Work instructions:
Copy out each line below that has the word "pattern" in it.

Supplied data:
========================
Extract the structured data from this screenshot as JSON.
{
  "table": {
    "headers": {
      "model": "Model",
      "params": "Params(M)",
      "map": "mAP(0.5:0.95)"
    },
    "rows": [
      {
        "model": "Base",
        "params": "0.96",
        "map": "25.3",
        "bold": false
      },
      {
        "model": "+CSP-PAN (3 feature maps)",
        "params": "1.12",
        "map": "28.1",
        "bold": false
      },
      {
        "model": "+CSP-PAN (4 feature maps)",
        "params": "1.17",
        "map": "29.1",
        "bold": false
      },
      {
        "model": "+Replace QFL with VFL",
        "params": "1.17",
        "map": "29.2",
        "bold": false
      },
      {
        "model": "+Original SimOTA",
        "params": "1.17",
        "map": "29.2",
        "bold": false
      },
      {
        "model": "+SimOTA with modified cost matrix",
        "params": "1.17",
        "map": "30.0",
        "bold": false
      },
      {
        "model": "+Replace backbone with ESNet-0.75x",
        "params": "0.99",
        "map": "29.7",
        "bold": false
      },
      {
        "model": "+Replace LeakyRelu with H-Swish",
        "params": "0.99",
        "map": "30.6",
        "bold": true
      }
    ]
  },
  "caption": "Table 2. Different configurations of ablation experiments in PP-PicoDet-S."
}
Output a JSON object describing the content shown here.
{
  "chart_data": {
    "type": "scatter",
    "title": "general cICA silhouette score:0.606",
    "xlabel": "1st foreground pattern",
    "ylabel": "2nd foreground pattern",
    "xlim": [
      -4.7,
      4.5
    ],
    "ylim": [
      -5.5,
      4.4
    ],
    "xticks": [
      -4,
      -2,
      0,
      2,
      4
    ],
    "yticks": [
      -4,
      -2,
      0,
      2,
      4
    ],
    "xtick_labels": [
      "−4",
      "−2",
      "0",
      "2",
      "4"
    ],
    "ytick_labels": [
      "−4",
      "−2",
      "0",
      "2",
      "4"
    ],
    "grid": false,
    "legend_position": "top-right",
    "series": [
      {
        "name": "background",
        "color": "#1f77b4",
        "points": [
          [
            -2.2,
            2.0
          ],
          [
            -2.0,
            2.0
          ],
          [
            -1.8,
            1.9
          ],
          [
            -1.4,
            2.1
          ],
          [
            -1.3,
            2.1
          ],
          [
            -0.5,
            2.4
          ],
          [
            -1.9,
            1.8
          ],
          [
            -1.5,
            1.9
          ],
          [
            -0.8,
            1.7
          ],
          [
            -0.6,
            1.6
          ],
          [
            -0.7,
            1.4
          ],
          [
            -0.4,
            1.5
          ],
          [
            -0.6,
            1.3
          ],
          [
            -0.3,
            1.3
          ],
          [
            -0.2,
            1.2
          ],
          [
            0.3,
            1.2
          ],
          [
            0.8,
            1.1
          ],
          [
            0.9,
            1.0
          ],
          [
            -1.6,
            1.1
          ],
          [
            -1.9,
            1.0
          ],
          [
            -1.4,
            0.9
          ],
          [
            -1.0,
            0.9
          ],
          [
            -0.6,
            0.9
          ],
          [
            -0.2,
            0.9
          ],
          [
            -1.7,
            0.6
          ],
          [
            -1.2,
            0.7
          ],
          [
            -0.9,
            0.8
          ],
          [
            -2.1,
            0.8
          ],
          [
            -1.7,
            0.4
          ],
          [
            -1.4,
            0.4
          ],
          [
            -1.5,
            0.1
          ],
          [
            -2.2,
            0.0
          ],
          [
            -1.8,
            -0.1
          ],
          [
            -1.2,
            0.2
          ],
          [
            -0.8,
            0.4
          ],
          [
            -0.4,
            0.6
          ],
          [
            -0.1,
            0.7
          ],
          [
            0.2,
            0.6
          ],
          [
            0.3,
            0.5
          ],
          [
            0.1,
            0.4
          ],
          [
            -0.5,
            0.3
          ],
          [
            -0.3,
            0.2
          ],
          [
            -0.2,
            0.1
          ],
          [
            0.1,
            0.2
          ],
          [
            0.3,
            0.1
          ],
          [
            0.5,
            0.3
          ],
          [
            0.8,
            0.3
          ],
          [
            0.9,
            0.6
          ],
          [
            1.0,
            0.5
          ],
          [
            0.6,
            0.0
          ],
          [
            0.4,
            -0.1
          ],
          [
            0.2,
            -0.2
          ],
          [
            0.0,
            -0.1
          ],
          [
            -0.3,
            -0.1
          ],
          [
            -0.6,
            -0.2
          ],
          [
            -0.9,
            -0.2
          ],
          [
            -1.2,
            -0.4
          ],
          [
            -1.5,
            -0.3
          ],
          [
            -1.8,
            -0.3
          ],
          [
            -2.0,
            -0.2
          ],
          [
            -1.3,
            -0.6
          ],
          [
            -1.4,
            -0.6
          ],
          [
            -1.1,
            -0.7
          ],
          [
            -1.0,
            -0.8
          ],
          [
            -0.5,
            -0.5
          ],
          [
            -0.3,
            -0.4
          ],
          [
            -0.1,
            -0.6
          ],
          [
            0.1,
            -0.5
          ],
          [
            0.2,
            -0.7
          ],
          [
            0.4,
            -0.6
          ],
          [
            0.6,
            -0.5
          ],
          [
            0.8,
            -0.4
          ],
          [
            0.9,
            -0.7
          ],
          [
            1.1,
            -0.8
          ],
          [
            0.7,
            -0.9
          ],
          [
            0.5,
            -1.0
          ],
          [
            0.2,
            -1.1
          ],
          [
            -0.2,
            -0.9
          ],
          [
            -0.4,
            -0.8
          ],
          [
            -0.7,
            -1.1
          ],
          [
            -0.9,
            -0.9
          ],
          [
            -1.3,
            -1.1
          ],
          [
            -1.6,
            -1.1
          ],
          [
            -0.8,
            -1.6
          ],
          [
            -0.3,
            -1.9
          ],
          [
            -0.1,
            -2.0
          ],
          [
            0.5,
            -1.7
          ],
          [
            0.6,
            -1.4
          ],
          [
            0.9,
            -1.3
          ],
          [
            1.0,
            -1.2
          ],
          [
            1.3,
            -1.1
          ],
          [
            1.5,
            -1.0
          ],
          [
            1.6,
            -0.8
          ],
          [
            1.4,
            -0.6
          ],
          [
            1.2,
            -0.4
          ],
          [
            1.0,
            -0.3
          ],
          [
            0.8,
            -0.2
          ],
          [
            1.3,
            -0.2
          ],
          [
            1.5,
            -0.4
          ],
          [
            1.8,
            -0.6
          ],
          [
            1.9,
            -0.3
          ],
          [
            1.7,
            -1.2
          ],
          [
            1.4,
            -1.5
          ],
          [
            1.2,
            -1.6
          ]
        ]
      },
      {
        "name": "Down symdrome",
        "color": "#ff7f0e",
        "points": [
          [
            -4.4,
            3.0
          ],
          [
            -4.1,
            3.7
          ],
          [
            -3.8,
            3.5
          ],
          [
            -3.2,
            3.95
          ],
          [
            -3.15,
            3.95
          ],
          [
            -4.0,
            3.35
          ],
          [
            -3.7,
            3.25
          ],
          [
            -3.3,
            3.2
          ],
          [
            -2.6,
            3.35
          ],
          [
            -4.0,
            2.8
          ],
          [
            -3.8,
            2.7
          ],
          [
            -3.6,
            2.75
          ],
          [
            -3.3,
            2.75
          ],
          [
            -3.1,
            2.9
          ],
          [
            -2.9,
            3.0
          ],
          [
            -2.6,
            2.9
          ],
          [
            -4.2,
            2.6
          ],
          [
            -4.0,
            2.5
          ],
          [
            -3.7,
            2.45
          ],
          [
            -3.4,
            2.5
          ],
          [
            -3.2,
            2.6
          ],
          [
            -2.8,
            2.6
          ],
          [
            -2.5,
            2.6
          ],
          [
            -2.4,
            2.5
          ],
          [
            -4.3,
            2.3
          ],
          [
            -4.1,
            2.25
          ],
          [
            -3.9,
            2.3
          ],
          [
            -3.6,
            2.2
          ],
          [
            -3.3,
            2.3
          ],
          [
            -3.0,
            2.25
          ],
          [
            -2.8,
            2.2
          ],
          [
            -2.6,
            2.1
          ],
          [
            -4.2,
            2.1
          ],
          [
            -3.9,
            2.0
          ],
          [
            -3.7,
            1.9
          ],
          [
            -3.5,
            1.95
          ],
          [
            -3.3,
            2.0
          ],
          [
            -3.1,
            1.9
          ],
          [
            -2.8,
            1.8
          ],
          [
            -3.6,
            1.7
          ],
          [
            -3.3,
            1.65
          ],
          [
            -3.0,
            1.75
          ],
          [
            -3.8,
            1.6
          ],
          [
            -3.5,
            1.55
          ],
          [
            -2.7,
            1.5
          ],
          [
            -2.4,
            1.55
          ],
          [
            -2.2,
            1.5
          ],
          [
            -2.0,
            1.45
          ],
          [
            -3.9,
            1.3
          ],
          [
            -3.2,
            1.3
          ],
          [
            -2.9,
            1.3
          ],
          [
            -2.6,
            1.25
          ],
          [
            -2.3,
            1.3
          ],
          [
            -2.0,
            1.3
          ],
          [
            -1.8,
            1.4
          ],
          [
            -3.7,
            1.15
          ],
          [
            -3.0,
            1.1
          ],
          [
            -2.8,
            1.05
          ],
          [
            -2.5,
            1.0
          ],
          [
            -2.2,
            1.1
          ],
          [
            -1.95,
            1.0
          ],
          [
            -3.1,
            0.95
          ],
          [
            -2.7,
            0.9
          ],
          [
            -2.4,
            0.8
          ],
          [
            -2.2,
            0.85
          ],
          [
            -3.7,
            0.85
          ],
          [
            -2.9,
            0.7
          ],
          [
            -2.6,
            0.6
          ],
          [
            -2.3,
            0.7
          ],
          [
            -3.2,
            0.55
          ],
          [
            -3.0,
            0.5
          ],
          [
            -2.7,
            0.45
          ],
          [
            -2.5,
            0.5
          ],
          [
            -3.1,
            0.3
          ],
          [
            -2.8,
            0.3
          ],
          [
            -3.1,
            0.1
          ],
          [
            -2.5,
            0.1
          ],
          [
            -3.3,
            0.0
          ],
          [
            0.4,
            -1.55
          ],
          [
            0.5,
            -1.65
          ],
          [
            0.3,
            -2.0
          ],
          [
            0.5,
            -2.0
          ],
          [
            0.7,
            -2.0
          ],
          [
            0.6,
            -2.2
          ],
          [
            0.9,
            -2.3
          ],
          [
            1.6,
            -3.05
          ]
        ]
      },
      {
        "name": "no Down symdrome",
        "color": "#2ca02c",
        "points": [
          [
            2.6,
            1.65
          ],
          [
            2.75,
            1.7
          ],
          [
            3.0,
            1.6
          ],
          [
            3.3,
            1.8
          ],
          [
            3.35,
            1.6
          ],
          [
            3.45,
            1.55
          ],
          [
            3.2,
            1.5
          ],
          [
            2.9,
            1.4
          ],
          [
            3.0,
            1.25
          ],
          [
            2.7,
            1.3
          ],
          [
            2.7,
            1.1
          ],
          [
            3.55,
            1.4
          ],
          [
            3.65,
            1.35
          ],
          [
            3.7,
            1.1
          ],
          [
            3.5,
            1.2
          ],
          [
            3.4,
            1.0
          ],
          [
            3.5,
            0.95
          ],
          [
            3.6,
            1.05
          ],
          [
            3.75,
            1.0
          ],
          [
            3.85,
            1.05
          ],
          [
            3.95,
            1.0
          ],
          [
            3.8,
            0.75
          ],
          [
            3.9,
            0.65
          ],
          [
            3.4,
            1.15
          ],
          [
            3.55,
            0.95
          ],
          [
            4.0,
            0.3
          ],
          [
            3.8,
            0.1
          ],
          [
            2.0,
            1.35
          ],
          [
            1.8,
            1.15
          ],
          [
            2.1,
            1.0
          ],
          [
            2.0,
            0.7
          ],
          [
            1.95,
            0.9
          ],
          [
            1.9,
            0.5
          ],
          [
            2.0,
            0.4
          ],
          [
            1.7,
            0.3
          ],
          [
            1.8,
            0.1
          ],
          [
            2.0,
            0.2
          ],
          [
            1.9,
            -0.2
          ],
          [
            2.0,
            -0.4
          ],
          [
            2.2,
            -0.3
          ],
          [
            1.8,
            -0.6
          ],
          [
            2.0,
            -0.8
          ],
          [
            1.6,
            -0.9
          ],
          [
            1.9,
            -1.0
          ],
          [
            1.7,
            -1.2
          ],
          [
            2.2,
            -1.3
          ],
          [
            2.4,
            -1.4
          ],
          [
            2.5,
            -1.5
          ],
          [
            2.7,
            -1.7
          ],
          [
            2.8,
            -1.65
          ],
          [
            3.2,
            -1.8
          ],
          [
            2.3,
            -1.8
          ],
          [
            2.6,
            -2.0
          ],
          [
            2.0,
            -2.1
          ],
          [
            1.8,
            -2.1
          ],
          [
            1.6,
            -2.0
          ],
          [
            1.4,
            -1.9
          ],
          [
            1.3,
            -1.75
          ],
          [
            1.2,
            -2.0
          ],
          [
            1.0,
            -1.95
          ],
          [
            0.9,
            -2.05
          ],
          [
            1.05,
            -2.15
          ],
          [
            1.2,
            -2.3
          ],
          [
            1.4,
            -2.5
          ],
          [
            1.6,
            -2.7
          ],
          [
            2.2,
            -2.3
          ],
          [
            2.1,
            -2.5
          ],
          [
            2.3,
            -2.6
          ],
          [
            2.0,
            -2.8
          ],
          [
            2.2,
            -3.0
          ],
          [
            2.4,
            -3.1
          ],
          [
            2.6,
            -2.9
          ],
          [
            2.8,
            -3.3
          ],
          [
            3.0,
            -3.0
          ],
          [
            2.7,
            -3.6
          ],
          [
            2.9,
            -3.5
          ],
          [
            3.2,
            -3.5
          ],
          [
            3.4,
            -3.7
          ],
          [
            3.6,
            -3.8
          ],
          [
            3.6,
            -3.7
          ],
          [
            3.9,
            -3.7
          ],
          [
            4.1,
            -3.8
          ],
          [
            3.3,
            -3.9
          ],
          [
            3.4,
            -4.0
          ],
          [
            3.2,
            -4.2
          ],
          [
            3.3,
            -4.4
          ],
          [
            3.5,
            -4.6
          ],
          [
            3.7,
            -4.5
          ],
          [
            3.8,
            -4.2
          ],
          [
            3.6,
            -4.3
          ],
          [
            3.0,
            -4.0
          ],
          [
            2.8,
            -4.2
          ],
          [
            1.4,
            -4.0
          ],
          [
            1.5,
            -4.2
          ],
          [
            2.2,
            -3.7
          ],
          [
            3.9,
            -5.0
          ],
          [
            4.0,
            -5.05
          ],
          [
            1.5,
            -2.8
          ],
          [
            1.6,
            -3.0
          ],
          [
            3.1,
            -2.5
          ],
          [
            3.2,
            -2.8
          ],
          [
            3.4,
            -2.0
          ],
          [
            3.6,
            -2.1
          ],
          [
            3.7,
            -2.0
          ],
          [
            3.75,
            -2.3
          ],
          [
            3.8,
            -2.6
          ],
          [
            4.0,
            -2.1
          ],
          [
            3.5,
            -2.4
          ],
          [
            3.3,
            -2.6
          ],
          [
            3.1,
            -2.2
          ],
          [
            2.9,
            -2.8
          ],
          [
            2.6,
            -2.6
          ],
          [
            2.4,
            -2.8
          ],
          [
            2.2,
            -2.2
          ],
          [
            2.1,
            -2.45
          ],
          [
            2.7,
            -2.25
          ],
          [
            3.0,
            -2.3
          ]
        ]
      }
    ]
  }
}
========================
Task response:
    "xlabel": "1st foreground pattern",
    "ylabel": "2nd foreground pattern",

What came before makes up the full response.